JOB –
Quote each line of the material verbatim, without the pictures.

Data entries:
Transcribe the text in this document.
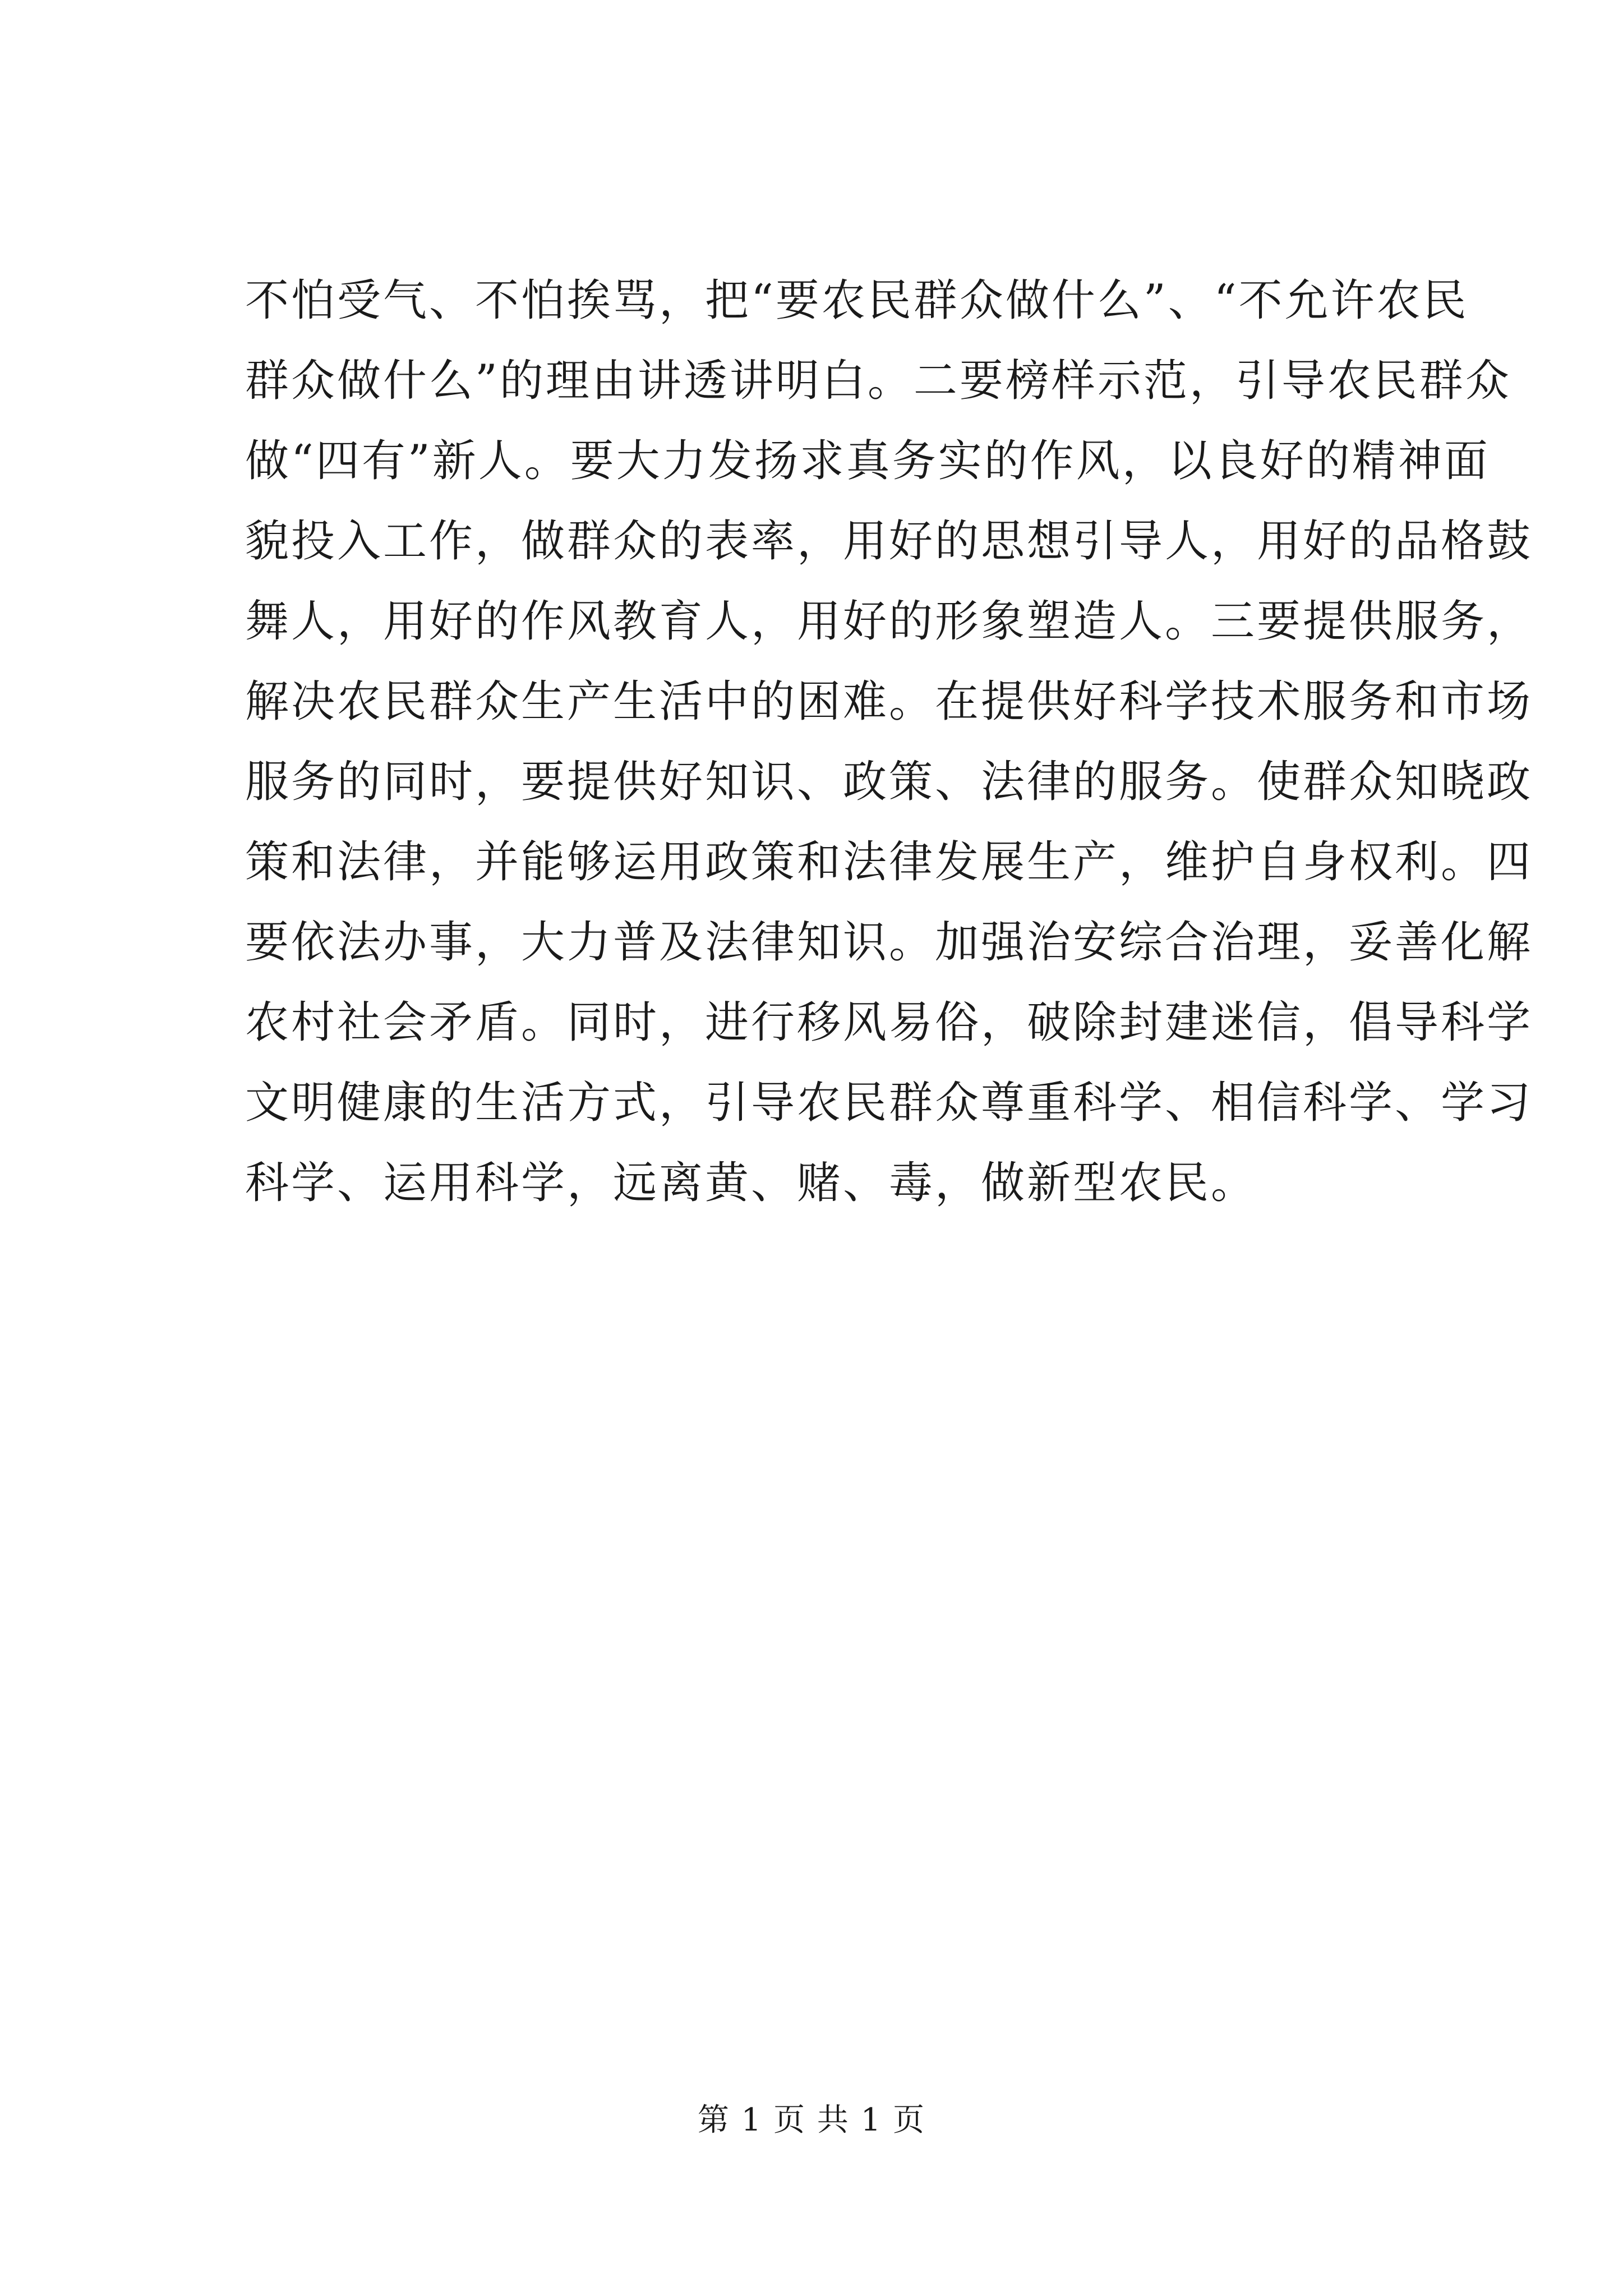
不怕受气、不怕挨骂，把“要农民群众做什么”、“不允许农民
群众做什么”的理由讲透讲明白。二要榜样示范，引导农民群众
做“四有”新人。要大力发扬求真务实的作风，以良好的精神面
貌投入工作，做群众的表率，用好的思想引导人，用好的品格鼓
舞人，用好的作风教育人，用好的形象塑造人。三要提供服务，
解决农民群众生产生活中的困难。在提供好科学技术服务和市场
服务的同时，要提供好知识、政策、法律的服务。使群众知晓政
策和法律，并能够运用政策和法律发展生产，维护自身权利。四
要依法办事，大力普及法律知识。加强治安综合治理，妥善化解
农村社会矛盾。同时，进行移风易俗，破除封建迷信，倡导科学
文明健康的生活方式，引导农民群众尊重科学、相信科学、学习
科学、运用科学，远离黄、赌、毒，做新型农民。
第 1 页 共 1 页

SOLUTION TO THIS TASK –
Transcribe the text in this document.
不怕受气、不怕挨骂，把“要农民群众做什么”、“不允许农民
群众做什么”的理由讲透讲明白。二要榜样示范，引导农民群众
做“四有”新人。要大力发扬求真务实的作风，以良好的精神面
貌投入工作，做群众的表率，用好的思想引导人，用好的品格鼓
舞人，用好的作风教育人，用好的形象塑造人。三要提供服务，
解决农民群众生产生活中的困难。在提供好科学技术服务和市场
服务的同时，要提供好知识、政策、法律的服务。使群众知晓政
策和法律，并能够运用政策和法律发展生产，维护自身权利。四
要依法办事，大力普及法律知识。加强治安综合治理，妥善化解
农村社会矛盾。同时，进行移风易俗，破除封建迷信，倡导科学
文明健康的生活方式，引导农民群众尊重科学、相信科学、学习
科学、运用科学，远离黄、赌、毒，做新型农民。
第 1 页 共 1 页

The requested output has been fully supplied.